**WRITTEN EXERCISE**
Copy out each line that has "this" in it.

------------------------------------

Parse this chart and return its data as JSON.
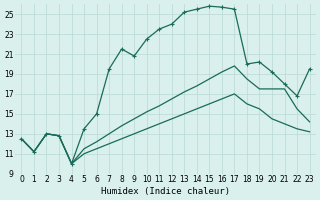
{
  "xlabel": "Humidex (Indice chaleur)",
  "xlim": [
    -0.5,
    23.5
  ],
  "ylim": [
    9,
    26
  ],
  "xticks": [
    0,
    1,
    2,
    3,
    4,
    5,
    6,
    7,
    8,
    9,
    10,
    11,
    12,
    13,
    14,
    15,
    16,
    17,
    18,
    19,
    20,
    21,
    22,
    23
  ],
  "yticks": [
    9,
    11,
    13,
    15,
    17,
    19,
    21,
    23,
    25
  ],
  "bg_color": "#d9f0ed",
  "grid_color": "#b8d8d4",
  "line_color": "#1a6b5a",
  "main_x": [
    0,
    1,
    2,
    3,
    4,
    5,
    6,
    7,
    8,
    9,
    10,
    11,
    12,
    13,
    14,
    15,
    16,
    17,
    18,
    19,
    20,
    21,
    22,
    23
  ],
  "main_y": [
    12.5,
    11.2,
    13.0,
    12.8,
    10.0,
    13.5,
    15.0,
    19.5,
    21.5,
    20.8,
    22.5,
    23.5,
    24.0,
    25.2,
    25.5,
    25.8,
    25.7,
    25.5,
    20.0,
    20.2,
    19.2,
    18.0,
    16.8,
    19.5
  ],
  "line2_x": [
    0,
    1,
    2,
    3,
    4,
    5,
    6,
    7,
    8,
    9,
    10,
    11,
    12,
    13,
    14,
    15,
    16,
    17,
    18,
    19,
    20,
    21,
    22,
    23
  ],
  "line2_y": [
    12.5,
    11.2,
    13.0,
    12.8,
    10.0,
    11.5,
    12.2,
    13.0,
    13.8,
    14.5,
    15.2,
    15.8,
    16.5,
    17.2,
    17.8,
    18.5,
    19.2,
    19.8,
    18.5,
    17.5,
    17.5,
    17.5,
    15.5,
    14.2
  ],
  "line3_x": [
    0,
    1,
    2,
    3,
    4,
    5,
    6,
    7,
    8,
    9,
    10,
    11,
    12,
    13,
    14,
    15,
    16,
    17,
    18,
    19,
    20,
    21,
    22,
    23
  ],
  "line3_y": [
    12.5,
    11.2,
    13.0,
    12.8,
    10.0,
    11.0,
    11.5,
    12.0,
    12.5,
    13.0,
    13.5,
    14.0,
    14.5,
    15.0,
    15.5,
    16.0,
    16.5,
    17.0,
    16.0,
    15.5,
    14.5,
    14.0,
    13.5,
    13.2
  ]
}
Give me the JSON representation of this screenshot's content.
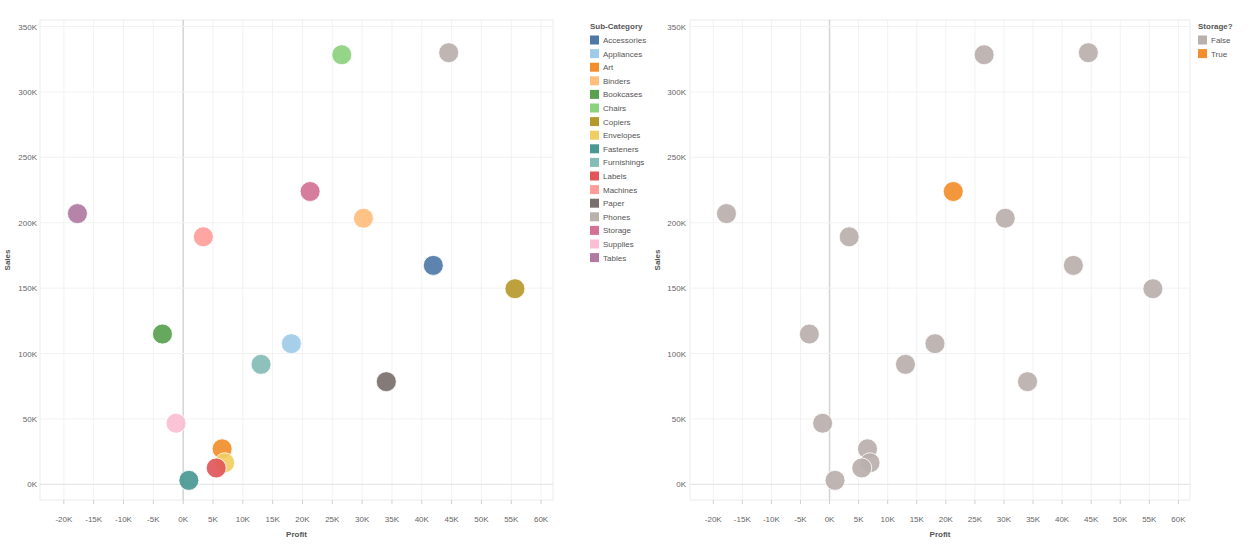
{
  "chart_data": [
    {
      "type": "scatter",
      "x_label": "Profit",
      "y_label": "Sales",
      "legend_title": "Sub-Category",
      "legend": "right",
      "grid": true,
      "xlim": [
        -24000,
        62000
      ],
      "xticks": [
        {
          "value": -20000,
          "label": "-20K"
        },
        {
          "value": -15000,
          "label": "-15K"
        },
        {
          "value": -10000,
          "label": "-10K"
        },
        {
          "value": -5000,
          "label": "-5K"
        },
        {
          "value": 0,
          "label": "0K"
        },
        {
          "value": 5000,
          "label": "5K"
        },
        {
          "value": 10000,
          "label": "10K"
        },
        {
          "value": 15000,
          "label": "15K"
        },
        {
          "value": 20000,
          "label": "20K"
        },
        {
          "value": 25000,
          "label": "25K"
        },
        {
          "value": 30000,
          "label": "30K"
        },
        {
          "value": 35000,
          "label": "35K"
        },
        {
          "value": 40000,
          "label": "40K"
        },
        {
          "value": 45000,
          "label": "45K"
        },
        {
          "value": 50000,
          "label": "50K"
        },
        {
          "value": 55000,
          "label": "55K"
        },
        {
          "value": 60000,
          "label": "60K"
        }
      ],
      "ylim": [
        -12000,
        355000
      ],
      "yticks": [
        {
          "value": 0,
          "label": "0K"
        },
        {
          "value": 50000,
          "label": "50K"
        },
        {
          "value": 100000,
          "label": "100K"
        },
        {
          "value": 150000,
          "label": "150K"
        },
        {
          "value": 200000,
          "label": "200K"
        },
        {
          "value": 250000,
          "label": "250K"
        },
        {
          "value": 300000,
          "label": "300K"
        },
        {
          "value": 350000,
          "label": "350K"
        }
      ],
      "series": [
        {
          "name": "Accessories",
          "color": "#4e79a7",
          "x": [
            41937
          ],
          "values": [
            167380
          ]
        },
        {
          "name": "Appliances",
          "color": "#a0cbe8",
          "x": [
            18138
          ],
          "values": [
            107532
          ]
        },
        {
          "name": "Art",
          "color": "#f28e2b",
          "x": [
            6528
          ],
          "values": [
            27119
          ]
        },
        {
          "name": "Binders",
          "color": "#ffbe7d",
          "x": [
            30222
          ],
          "values": [
            203413
          ]
        },
        {
          "name": "Bookcases",
          "color": "#59a14f",
          "x": [
            -3473
          ],
          "values": [
            114880
          ]
        },
        {
          "name": "Chairs",
          "color": "#8cd17d",
          "x": [
            26590
          ],
          "values": [
            328449
          ]
        },
        {
          "name": "Copiers",
          "color": "#b6992d",
          "x": [
            55618
          ],
          "values": [
            149528
          ]
        },
        {
          "name": "Envelopes",
          "color": "#f1ce63",
          "x": [
            6964
          ],
          "values": [
            16476
          ]
        },
        {
          "name": "Fasteners",
          "color": "#499894",
          "x": [
            950
          ],
          "values": [
            3024
          ]
        },
        {
          "name": "Furnishings",
          "color": "#86bcb6",
          "x": [
            13059
          ],
          "values": [
            91705
          ]
        },
        {
          "name": "Labels",
          "color": "#e15759",
          "x": [
            5546
          ],
          "values": [
            12486
          ]
        },
        {
          "name": "Machines",
          "color": "#ff9d9a",
          "x": [
            3385
          ],
          "values": [
            189239
          ]
        },
        {
          "name": "Paper",
          "color": "#79706e",
          "x": [
            34054
          ],
          "values": [
            78479
          ]
        },
        {
          "name": "Phones",
          "color": "#bab0ac",
          "x": [
            44516
          ],
          "values": [
            330007
          ]
        },
        {
          "name": "Storage",
          "color": "#d37295",
          "x": [
            21279
          ],
          "values": [
            223844
          ]
        },
        {
          "name": "Supplies",
          "color": "#fabfd2",
          "x": [
            -1189
          ],
          "values": [
            46674
          ]
        },
        {
          "name": "Tables",
          "color": "#b07aa1",
          "x": [
            -17725
          ],
          "values": [
            206966
          ]
        }
      ]
    },
    {
      "type": "scatter",
      "x_label": "Profit",
      "y_label": "Sales",
      "legend_title": "Storage?",
      "legend": "right",
      "grid": true,
      "xlim": [
        -24000,
        62000
      ],
      "xticks": [
        {
          "value": -20000,
          "label": "-20K"
        },
        {
          "value": -15000,
          "label": "-15K"
        },
        {
          "value": -10000,
          "label": "-10K"
        },
        {
          "value": -5000,
          "label": "-5K"
        },
        {
          "value": 0,
          "label": "0K"
        },
        {
          "value": 5000,
          "label": "5K"
        },
        {
          "value": 10000,
          "label": "10K"
        },
        {
          "value": 15000,
          "label": "15K"
        },
        {
          "value": 20000,
          "label": "20K"
        },
        {
          "value": 25000,
          "label": "25K"
        },
        {
          "value": 30000,
          "label": "30K"
        },
        {
          "value": 35000,
          "label": "35K"
        },
        {
          "value": 40000,
          "label": "40K"
        },
        {
          "value": 45000,
          "label": "45K"
        },
        {
          "value": 50000,
          "label": "50K"
        },
        {
          "value": 55000,
          "label": "55K"
        },
        {
          "value": 60000,
          "label": "60K"
        }
      ],
      "ylim": [
        -12000,
        355000
      ],
      "yticks": [
        {
          "value": 0,
          "label": "0K"
        },
        {
          "value": 50000,
          "label": "50K"
        },
        {
          "value": 100000,
          "label": "100K"
        },
        {
          "value": 150000,
          "label": "150K"
        },
        {
          "value": 200000,
          "label": "200K"
        },
        {
          "value": 250000,
          "label": "250K"
        },
        {
          "value": 300000,
          "label": "300K"
        },
        {
          "value": 350000,
          "label": "350K"
        }
      ],
      "series": [
        {
          "name": "False",
          "color": "#bab0ac",
          "x": [
            41937,
            18138,
            6528,
            30222,
            -3473,
            26590,
            55618,
            6964,
            950,
            13059,
            5546,
            3385,
            34054,
            44516,
            -1189,
            -17725
          ],
          "values": [
            167380,
            107532,
            27119,
            203413,
            114880,
            328449,
            149528,
            16476,
            3024,
            91705,
            12486,
            189239,
            78479,
            330007,
            46674,
            206966
          ]
        },
        {
          "name": "True",
          "color": "#f28e2b",
          "x": [
            21279
          ],
          "values": [
            223844
          ]
        }
      ]
    }
  ]
}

------------------------------------

**EXERCISE OUTPUT**
Parse this chart and return its data as JSON.
Give me the JSON representation of this screenshot's content.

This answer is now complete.